EXERCISE INPUTS ->
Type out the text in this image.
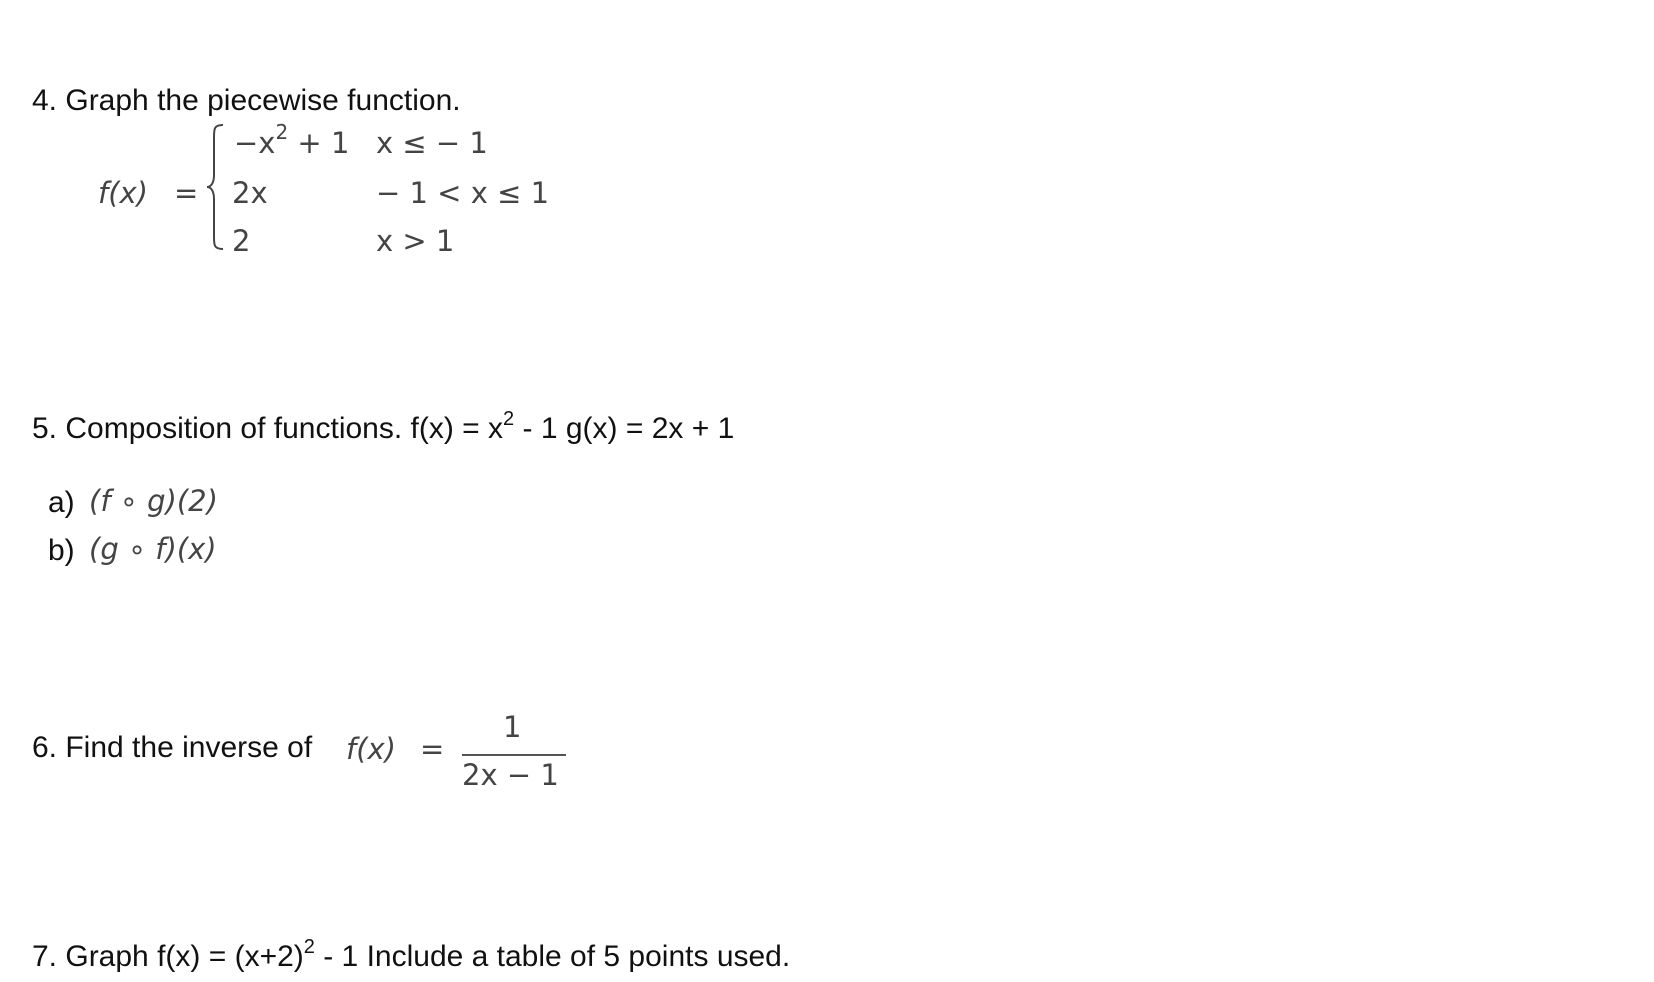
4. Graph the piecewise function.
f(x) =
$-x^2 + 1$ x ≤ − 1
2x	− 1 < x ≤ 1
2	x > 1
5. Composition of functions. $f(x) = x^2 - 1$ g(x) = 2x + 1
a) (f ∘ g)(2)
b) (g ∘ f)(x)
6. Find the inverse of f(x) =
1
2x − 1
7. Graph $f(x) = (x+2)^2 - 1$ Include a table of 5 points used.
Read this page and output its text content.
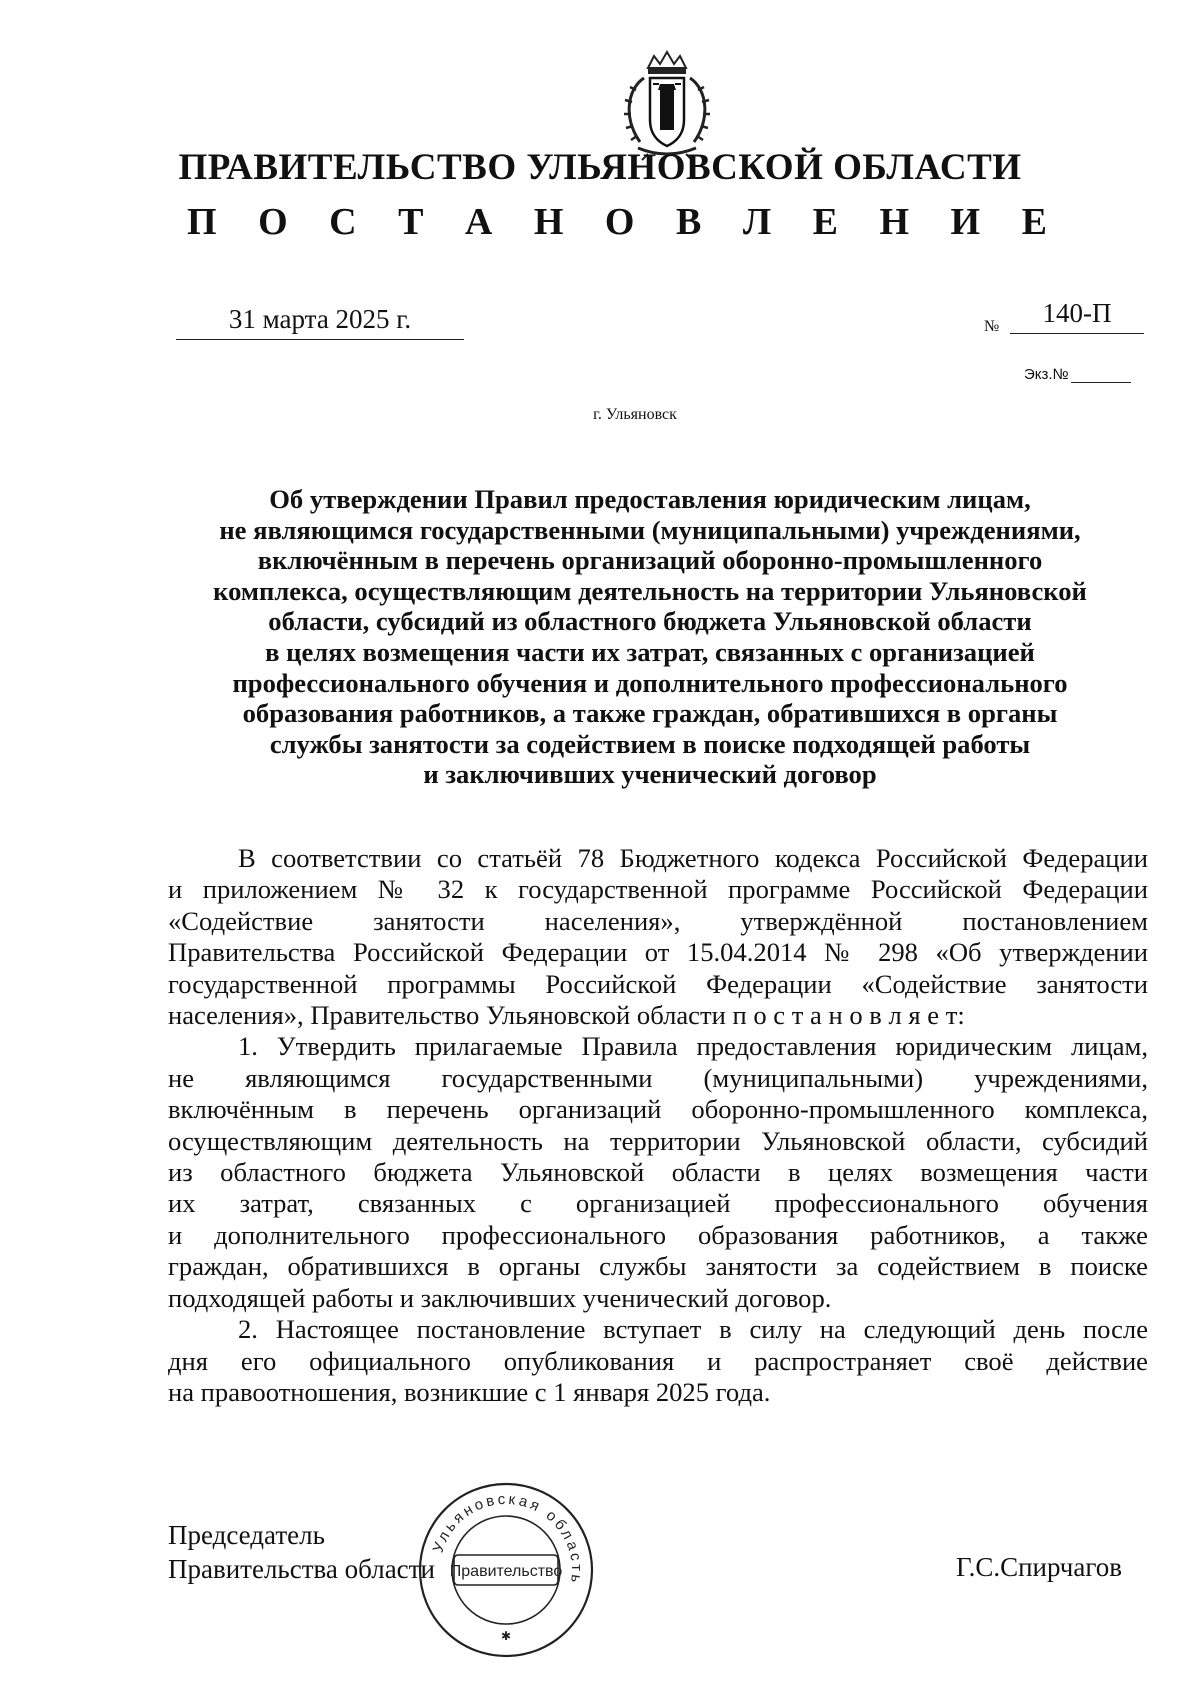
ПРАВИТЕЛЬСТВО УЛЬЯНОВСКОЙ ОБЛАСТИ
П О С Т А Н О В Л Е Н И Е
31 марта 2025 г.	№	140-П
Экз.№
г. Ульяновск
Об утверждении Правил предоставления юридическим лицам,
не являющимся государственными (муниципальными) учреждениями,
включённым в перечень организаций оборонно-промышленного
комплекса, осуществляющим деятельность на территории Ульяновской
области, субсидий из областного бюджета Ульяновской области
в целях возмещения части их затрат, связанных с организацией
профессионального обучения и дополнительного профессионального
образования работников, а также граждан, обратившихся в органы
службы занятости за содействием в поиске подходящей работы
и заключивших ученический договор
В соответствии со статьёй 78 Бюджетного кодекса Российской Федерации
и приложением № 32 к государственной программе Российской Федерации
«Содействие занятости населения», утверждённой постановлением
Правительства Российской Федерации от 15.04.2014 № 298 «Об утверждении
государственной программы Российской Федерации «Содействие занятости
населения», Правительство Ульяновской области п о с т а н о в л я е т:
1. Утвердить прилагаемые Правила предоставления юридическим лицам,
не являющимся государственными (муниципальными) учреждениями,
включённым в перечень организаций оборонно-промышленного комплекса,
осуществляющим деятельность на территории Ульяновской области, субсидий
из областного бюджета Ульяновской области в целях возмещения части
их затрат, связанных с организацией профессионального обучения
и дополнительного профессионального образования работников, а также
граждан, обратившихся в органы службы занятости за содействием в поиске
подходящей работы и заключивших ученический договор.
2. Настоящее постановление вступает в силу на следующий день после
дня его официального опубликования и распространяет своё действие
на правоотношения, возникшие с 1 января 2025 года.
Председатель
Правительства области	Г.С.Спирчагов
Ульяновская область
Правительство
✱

INSTRUCTIONS FOR THE TASK -> Reproduce all of the entries word for word, skipping any pictures they hold.

ANSWER BELOW ->
Type out the text in this image.
4. Graph the piecewise function.
f(x) =
$-x^2 + 1$ x ≤ − 1
2x	− 1 < x ≤ 1
2	x > 1
5. Composition of functions. $f(x) = x^2 - 1$ g(x) = 2x + 1
a) (f ∘ g)(2)
b) (g ∘ f)(x)
6. Find the inverse of f(x) =
1
2x − 1
7. Graph $f(x) = (x+2)^2 - 1$ Include a table of 5 points used.
Read this page and output its text content.
ПРАВИТЕЛЬСТВО УЛЬЯНОВСКОЙ ОБЛАСТИ
П О С Т А Н О В Л Е Н И Е
31 марта 2025 г.	№	140-П
Экз.№
г. Ульяновск
Об утверждении Правил предоставления юридическим лицам,
не являющимся государственными (муниципальными) учреждениями,
включённым в перечень организаций оборонно-промышленного
комплекса, осуществляющим деятельность на территории Ульяновской
области, субсидий из областного бюджета Ульяновской области
в целях возмещения части их затрат, связанных с организацией
профессионального обучения и дополнительного профессионального
образования работников, а также граждан, обратившихся в органы
службы занятости за содействием в поиске подходящей работы
и заключивших ученический договор
В соответствии со статьёй 78 Бюджетного кодекса Российской Федерации
и приложением № 32 к государственной программе Российской Федерации
«Содействие занятости населения», утверждённой постановлением
Правительства Российской Федерации от 15.04.2014 № 298 «Об утверждении
государственной программы Российской Федерации «Содействие занятости
населения», Правительство Ульяновской области п о с т а н о в л я е т:
1. Утвердить прилагаемые Правила предоставления юридическим лицам,
не являющимся государственными (муниципальными) учреждениями,
включённым в перечень организаций оборонно-промышленного комплекса,
осуществляющим деятельность на территории Ульяновской области, субсидий
из областного бюджета Ульяновской области в целях возмещения части
их затрат, связанных с организацией профессионального обучения
и дополнительного профессионального образования работников, а также
граждан, обратившихся в органы службы занятости за содействием в поиске
подходящей работы и заключивших ученический договор.
2. Настоящее постановление вступает в силу на следующий день после
дня его официального опубликования и распространяет своё действие
на правоотношения, возникшие с 1 января 2025 года.
Председатель
Правительства области	Г.С.Спирчагов
Ульяновская область
Правительство
✱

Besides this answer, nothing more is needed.